SELECTED EXTRACT
(begin)
I'm going to allow myself 5 minutes. I promised the
witnesses and I promised my friend from California we'd be out
of here by 5 o'clock. So allow me 5 minutes.
Mr. Nackerdien, you answered both of my questions that I
had for you during your testimony. Either you read my notes or
you were incredibly well prepared. So please don't be excited
that I don't ask you a question. I had two questions for you.
You answered both of them. Thank you.
No reflection on you, Mr. Merloe. I do have a question for
you. It means that you didn't address it in your testimony. You
talked about inclusiveness and I was concerned about women and
minority ethnic groups that are being marginalized in many
elections on the continent today.
Is progress being made in the area, particularly for women?
Mr. Merloe. Thank you, Mr. Chairman.
The answer is both no and yes. In one sense, there's not
enough progress being made. There's no question about that, and
that would be the answer practically in 95 percent of the
countries around the world where we were discussing this topic.
The answer is yes in this sense. There is a mobilization
and the waking of people around the world including women,
including young women when we talk about youth, to step forward
and take their place in public affairs. That's happening in
every country around the world. And donors and people like
ourselves who are not donors but who are activists who choose
to leave our own countries and go across borders and join hands
in association with our friends or reformers have recognized
this as well.
So there are places. There are many places. The African
Union, for example--Ranking Member Bass, you asked about the
AU--the African Union's political division is headed by a group
of people including women who recognize the importance of
expanding the franchise of women and youth both as participants
in the process and as candidates and as political leaders.
NDI, just speaking for my own organization, has a
memorandum of understanding with the AU to work on youth
participation across the continent. We have money from USAID in
certain countries to work in training women political
candidates. Kenya was mentioned by the USAID representative.
We have civil society activities where we do this.
Certainly, with the millions of citizens who have come forward
to monitor the integrity of their own elections, something that
we don't see so much in the United States but elsewhere in the
world, it takes place. These are young people and women who are
represented in proportion to the population.
So there are things that are happening that are very
encouraging. I think the awareness among organizations on the
ground--homegrown organizations and international
organizations--is also increasing. Donors and others are
getting with it.
Mr. Donovan. Thank you, sir.
Mr. Tomaszewski, I don't know if it was in your written
testimony or your oral testimony. You were talking about 7 in
10 Africans in about 28 different countries view the elections
as either completely fair, fair, or fair with only minor
problems.
Is their perception correct and if it is that's great. If
it's not, why do you think their perception is that way?
Mr. Tomaszewski. Well, I think that the very important
aspect here is that there are more elections and they're
happening more frequently, and when you have that happen you
have more and more of an opportunity to get it right.
Additionally, when we talk about 7 in 10 Africans, we're
talking about people who are participating in a process and
learning how to become more involved in their government. I
think this goes back to part of the testimony that I was
talking about where elections are something, when done over and
over again, more people feel a part of the process.
(end)
PROVIDED RECORDS
(begin)
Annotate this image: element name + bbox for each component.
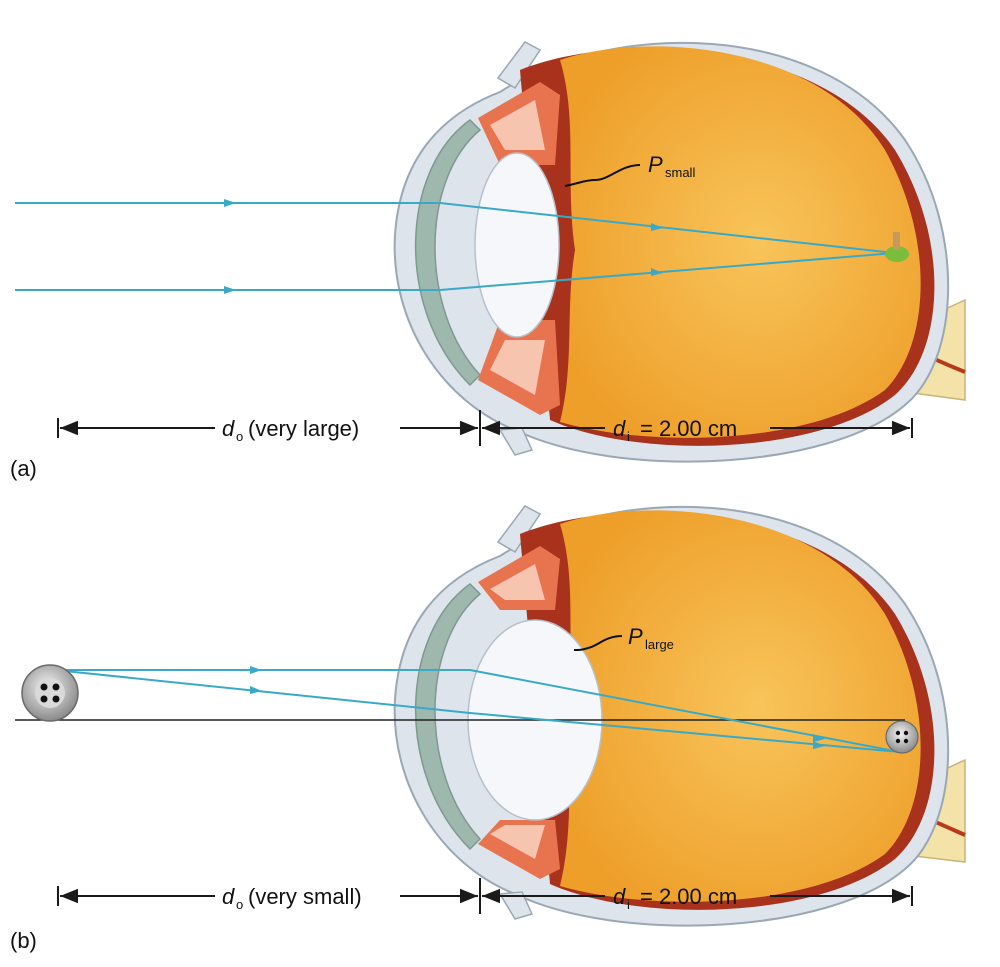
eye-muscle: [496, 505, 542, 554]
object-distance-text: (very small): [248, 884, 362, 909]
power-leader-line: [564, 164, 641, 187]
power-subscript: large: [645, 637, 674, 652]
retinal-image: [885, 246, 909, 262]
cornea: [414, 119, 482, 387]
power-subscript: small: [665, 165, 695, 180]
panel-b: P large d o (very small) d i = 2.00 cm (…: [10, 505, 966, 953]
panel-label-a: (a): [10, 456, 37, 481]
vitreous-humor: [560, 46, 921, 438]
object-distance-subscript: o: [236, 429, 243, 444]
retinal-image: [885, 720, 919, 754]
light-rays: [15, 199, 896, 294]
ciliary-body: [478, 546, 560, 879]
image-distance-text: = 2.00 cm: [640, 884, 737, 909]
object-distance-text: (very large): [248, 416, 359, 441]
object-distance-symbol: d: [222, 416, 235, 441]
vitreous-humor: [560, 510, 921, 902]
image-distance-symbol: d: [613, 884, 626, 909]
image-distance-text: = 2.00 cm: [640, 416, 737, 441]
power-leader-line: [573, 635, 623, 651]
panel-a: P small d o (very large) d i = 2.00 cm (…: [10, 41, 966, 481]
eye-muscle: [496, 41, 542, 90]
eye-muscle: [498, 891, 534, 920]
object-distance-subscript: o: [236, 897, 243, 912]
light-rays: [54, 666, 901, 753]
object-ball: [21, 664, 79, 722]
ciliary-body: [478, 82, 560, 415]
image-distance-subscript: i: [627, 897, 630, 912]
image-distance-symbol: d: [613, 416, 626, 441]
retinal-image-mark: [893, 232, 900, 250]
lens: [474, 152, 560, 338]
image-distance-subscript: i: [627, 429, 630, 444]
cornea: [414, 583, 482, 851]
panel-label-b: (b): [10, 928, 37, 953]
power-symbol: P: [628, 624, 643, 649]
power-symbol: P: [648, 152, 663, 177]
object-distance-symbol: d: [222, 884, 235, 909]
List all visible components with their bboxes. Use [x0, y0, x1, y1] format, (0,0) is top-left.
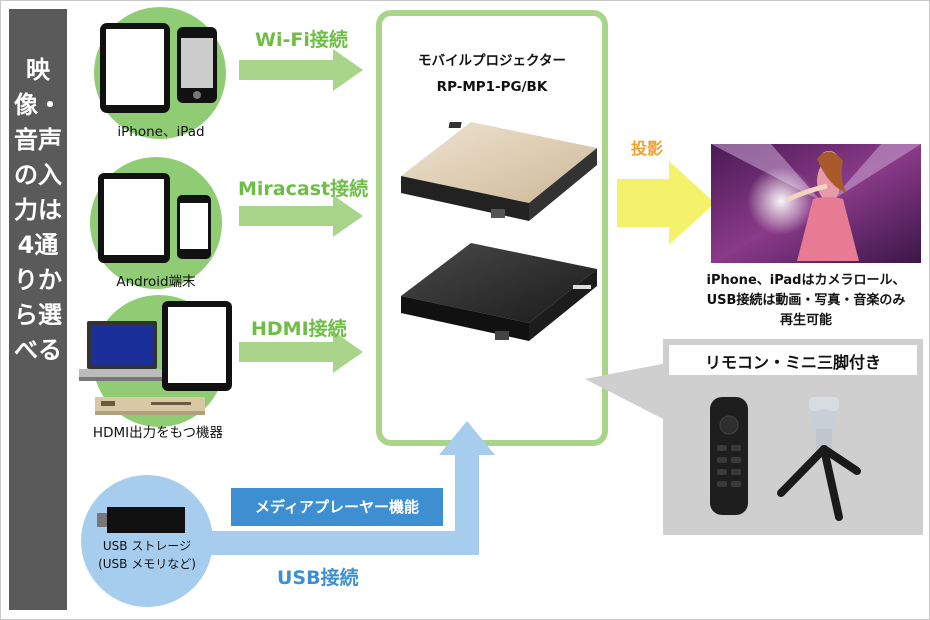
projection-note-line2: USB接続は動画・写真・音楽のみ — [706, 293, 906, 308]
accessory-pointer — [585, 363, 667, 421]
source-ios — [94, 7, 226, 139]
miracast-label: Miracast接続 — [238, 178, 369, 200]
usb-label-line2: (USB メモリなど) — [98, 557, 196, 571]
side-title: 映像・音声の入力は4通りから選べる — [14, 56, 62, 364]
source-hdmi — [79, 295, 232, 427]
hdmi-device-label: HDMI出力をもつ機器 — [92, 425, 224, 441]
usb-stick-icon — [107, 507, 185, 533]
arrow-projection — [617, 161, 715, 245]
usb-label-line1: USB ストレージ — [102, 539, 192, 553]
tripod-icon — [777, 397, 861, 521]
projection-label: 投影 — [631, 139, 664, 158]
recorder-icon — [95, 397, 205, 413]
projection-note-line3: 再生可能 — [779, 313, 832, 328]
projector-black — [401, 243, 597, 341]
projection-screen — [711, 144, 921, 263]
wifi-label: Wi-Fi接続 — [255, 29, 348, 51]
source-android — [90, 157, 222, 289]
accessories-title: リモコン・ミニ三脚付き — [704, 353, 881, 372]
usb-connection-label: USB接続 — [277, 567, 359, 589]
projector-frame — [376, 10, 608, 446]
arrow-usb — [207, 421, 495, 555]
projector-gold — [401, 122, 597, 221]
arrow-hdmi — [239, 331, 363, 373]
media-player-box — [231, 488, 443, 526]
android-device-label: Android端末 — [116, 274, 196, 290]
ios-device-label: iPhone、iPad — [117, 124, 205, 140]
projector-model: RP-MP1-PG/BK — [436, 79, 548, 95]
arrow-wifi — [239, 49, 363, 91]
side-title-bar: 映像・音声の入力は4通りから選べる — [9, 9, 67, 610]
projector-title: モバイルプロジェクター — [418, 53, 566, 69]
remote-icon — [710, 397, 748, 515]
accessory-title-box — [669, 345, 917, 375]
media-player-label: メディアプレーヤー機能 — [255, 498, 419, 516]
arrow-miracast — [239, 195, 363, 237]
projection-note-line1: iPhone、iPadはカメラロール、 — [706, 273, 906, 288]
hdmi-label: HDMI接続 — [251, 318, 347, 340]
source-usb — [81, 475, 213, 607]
(end)
SHORT PROBLEM A
In the hearing transcript, what does Mr. Merloe say NDI's memorandum of understanding with the African Union covers?
SHORT PROBLEM B
Continue the hearing transcript on African elections from its last line.
The entries are separate from the hearing transcript.

REPLY A
Work on youth participation across the continent.

REPLY B
We often talk about one activity we're doing in one country
for one election like civic and voter education. That education
process is certainly something that has to be done, but much
more deeply than just how to vote. In a lot of these
countries--I know in Kenya--people know how to vote. They know
how to do it. But it's all the things around the election that
really concern them.
And, of course, Kenya is one example where perhaps it's a
little more polarized about the opinion of whether or not those
elections are free and fair or not, and it's often tied to the
outcome more than just the operation and the process.
So it's a little bit of a mix of everything. But I think
the trend is that it's a sign that more elections are happening
and there's more opportunities for people to participate, so
they feel more engaged.
When you feel more engaged, you have a stake to play, and
you certainly have a more enlightened view about the election
itself, and you look at it as something--well, it happened--I
participated. It may not be perfect but I feel like I was a
part of it.
Mr. Donovan. Thank you, sir.
Mr. Akuetteh, your country has a special place in my heart.
My mother passed away last month and for the last 4 years of
her life she was cared for in her home by a woman from Ghana
who treated my mother as if she were her own.
So I just wanted to ask you, you spoke about the peaceful
transfer of power in many of your elections. I believe you said
the last two elections. Ghana seems unique in that sense.
There's others, I think, that you all mentioned. I'm
hanging around with the people from Mississippi too much. I
just said you all. But it seems that Ghana is unique in that
facet of the elections. Why do you think that is?
Mr. Akuetteh. Well, first of all, I'm sorry for your loss.
But I'm also glad that somebody born in the same country--a
sister of mine contributed.
It is hard for me to say because I look at Africa and the
countries. They are artificial creations by the Europeans and
therefore in many cases I don't think that one African country
is that different from another.
It may be the experiences both during colonialism and then
since. In the case of Ghana in particular, when I look at, you
know, that there is less polarization politically and
ethnically than other African countries I think one of the
credits I give is the first President of Ghana, who made
dampening ethnic identity a special importance of his and
building a country where people see themselves as Ghanaian
first. So that has to do with--I mean, that is one explanation.
In terms of turning power over peacefully, Ghana did have a
lot of coups. In fact, that President was overthrown in 1966.
We had lots and lots and lots of coups and attempted coups, and
when I talk to Ghanaians and in my own thinking Ghanaians tried
everything else. You know, colonialism was imposed on us. Then
we had one-party system. Then we had coups, and Ghanaians came
to the realization that the best form of government that will
work for us is a leader that we choose and if we don't like
them we throw them out.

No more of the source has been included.